What this task involves: All of the data must be printed exactly; please include every line.

Exercise material:

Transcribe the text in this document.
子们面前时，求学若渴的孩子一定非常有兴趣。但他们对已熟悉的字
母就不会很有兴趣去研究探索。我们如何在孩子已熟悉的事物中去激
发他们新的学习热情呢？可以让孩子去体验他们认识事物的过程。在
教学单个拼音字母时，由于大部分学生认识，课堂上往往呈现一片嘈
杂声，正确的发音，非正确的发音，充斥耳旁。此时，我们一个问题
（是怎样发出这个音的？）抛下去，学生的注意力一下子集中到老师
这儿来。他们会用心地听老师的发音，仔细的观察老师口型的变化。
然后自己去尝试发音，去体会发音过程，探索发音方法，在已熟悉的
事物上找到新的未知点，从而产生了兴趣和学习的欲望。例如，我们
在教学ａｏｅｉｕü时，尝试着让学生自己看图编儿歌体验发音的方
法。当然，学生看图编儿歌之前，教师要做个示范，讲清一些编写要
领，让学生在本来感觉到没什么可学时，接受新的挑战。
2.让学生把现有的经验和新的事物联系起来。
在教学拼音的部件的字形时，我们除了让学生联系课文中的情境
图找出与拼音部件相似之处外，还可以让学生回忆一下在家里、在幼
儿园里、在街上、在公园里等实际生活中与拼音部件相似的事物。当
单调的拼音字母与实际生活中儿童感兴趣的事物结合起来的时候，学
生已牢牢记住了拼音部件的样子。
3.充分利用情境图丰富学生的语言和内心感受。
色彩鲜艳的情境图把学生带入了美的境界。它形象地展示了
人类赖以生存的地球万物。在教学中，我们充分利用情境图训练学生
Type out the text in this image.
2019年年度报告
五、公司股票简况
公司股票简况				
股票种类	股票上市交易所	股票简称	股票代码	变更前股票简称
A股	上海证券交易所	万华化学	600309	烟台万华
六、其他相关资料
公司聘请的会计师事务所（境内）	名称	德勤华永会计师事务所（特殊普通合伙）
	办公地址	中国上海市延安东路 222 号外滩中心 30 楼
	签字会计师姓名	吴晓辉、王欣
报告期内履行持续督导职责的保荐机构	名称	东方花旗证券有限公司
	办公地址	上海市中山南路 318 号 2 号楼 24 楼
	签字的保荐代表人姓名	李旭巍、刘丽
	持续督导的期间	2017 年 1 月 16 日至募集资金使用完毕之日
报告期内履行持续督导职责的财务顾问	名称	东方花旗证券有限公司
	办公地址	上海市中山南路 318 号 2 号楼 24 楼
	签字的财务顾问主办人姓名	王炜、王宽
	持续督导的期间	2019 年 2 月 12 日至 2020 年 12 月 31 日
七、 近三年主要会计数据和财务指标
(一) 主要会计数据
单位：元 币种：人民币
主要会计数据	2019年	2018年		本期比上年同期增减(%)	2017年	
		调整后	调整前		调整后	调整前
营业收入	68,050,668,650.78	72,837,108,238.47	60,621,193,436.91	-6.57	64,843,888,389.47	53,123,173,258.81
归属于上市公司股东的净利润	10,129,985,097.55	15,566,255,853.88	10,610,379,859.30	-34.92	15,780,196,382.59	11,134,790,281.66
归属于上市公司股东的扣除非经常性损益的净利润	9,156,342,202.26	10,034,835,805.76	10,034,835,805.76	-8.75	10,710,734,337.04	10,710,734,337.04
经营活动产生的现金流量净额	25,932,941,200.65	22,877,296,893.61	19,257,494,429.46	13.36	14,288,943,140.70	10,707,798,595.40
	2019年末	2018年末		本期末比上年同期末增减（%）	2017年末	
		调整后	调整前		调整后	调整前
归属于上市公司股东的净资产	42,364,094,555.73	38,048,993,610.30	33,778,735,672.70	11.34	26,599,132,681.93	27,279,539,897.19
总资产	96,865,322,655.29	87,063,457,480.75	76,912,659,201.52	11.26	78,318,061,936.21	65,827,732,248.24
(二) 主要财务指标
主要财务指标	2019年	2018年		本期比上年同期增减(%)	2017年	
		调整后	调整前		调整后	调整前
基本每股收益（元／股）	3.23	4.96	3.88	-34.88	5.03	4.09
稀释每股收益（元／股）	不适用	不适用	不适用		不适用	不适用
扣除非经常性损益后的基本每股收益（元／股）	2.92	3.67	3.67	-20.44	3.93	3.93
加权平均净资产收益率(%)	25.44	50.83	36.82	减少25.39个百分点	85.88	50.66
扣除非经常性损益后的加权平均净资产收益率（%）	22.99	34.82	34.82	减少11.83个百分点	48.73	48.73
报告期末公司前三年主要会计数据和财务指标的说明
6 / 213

Output for this exercise:
Transcribe the text in this document.
子们面前时，求学若渴的孩子一定非常有兴趣。但他们对已熟悉的字
母就不会很有兴趣去研究探索。我们如何在孩子已熟悉的事物中去激
发他们新的学习热情呢？可以让孩子去体验他们认识事物的过程。在
教学单个拼音字母时，由于大部分学生认识，课堂上往往呈现一片嘈
杂声，正确的发音，非正确的发音，充斥耳旁。此时，我们一个问题
（是怎样发出这个音的？）抛下去，学生的注意力一下子集中到老师
这儿来。他们会用心地听老师的发音，仔细的观察老师口型的变化。
然后自己去尝试发音，去体会发音过程，探索发音方法，在已熟悉的
事物上找到新的未知点，从而产生了兴趣和学习的欲望。例如，我们
在教学ａｏｅｉｕü时，尝试着让学生自己看图编儿歌体验发音的方
法。当然，学生看图编儿歌之前，教师要做个示范，讲清一些编写要
领，让学生在本来感觉到没什么可学时，接受新的挑战。
2.让学生把现有的经验和新的事物联系起来。
在教学拼音的部件的字形时，我们除了让学生联系课文中的情境
图找出与拼音部件相似之处外，还可以让学生回忆一下在家里、在幼
儿园里、在街上、在公园里等实际生活中与拼音部件相似的事物。当
单调的拼音字母与实际生活中儿童感兴趣的事物结合起来的时候，学
生已牢牢记住了拼音部件的样子。
3.充分利用情境图丰富学生的语言和内心感受。
色彩鲜艳的情境图把学生带入了美的境界。它形象地展示了
人类赖以生存的地球万物。在教学中，我们充分利用情境图训练学生
Type out the text in this image.
2019年年度报告
五、公司股票简况
公司股票简况				
股票种类	股票上市交易所	股票简称	股票代码	变更前股票简称
A股	上海证券交易所	万华化学	600309	烟台万华
六、其他相关资料
公司聘请的会计师事务所（境内）	名称	德勤华永会计师事务所（特殊普通合伙）
	办公地址	中国上海市延安东路 222 号外滩中心 30 楼
	签字会计师姓名	吴晓辉、王欣
报告期内履行持续督导职责的保荐机构	名称	东方花旗证券有限公司
	办公地址	上海市中山南路 318 号 2 号楼 24 楼
	签字的保荐代表人姓名	李旭巍、刘丽
	持续督导的期间	2017 年 1 月 16 日至募集资金使用完毕之日
报告期内履行持续督导职责的财务顾问	名称	东方花旗证券有限公司
	办公地址	上海市中山南路 318 号 2 号楼 24 楼
	签字的财务顾问主办人姓名	王炜、王宽
	持续督导的期间	2019 年 2 月 12 日至 2020 年 12 月 31 日
七、 近三年主要会计数据和财务指标
(一) 主要会计数据
单位：元 币种：人民币
主要会计数据	2019年	2018年		本期比上年同期增减(%)	2017年	
		调整后	调整前		调整后	调整前
营业收入	68,050,668,650.78	72,837,108,238.47	60,621,193,436.91	-6.57	64,843,888,389.47	53,123,173,258.81
归属于上市公司股东的净利润	10,129,985,097.55	15,566,255,853.88	10,610,379,859.30	-34.92	15,780,196,382.59	11,134,790,281.66
归属于上市公司股东的扣除非经常性损益的净利润	9,156,342,202.26	10,034,835,805.76	10,034,835,805.76	-8.75	10,710,734,337.04	10,710,734,337.04
经营活动产生的现金流量净额	25,932,941,200.65	22,877,296,893.61	19,257,494,429.46	13.36	14,288,943,140.70	10,707,798,595.40
	2019年末	2018年末		本期末比上年同期末增减（%）	2017年末	
		调整后	调整前		调整后	调整前
归属于上市公司股东的净资产	42,364,094,555.73	38,048,993,610.30	33,778,735,672.70	11.34	26,599,132,681.93	27,279,539,897.19
总资产	96,865,322,655.29	87,063,457,480.75	76,912,659,201.52	11.26	78,318,061,936.21	65,827,732,248.24
(二) 主要财务指标
主要财务指标	2019年	2018年		本期比上年同期增减(%)	2017年	
		调整后	调整前		调整后	调整前
基本每股收益（元／股）	3.23	4.96	3.88	-34.88	5.03	4.09
稀释每股收益（元／股）	不适用	不适用	不适用		不适用	不适用
扣除非经常性损益后的基本每股收益（元／股）	2.92	3.67	3.67	-20.44	3.93	3.93
加权平均净资产收益率(%)	25.44	50.83	36.82	减少25.39个百分点	85.88	50.66
扣除非经常性损益后的加权平均净资产收益率（%）	22.99	34.82	34.82	减少11.83个百分点	48.73	48.73
报告期末公司前三年主要会计数据和财务指标的说明
6 / 213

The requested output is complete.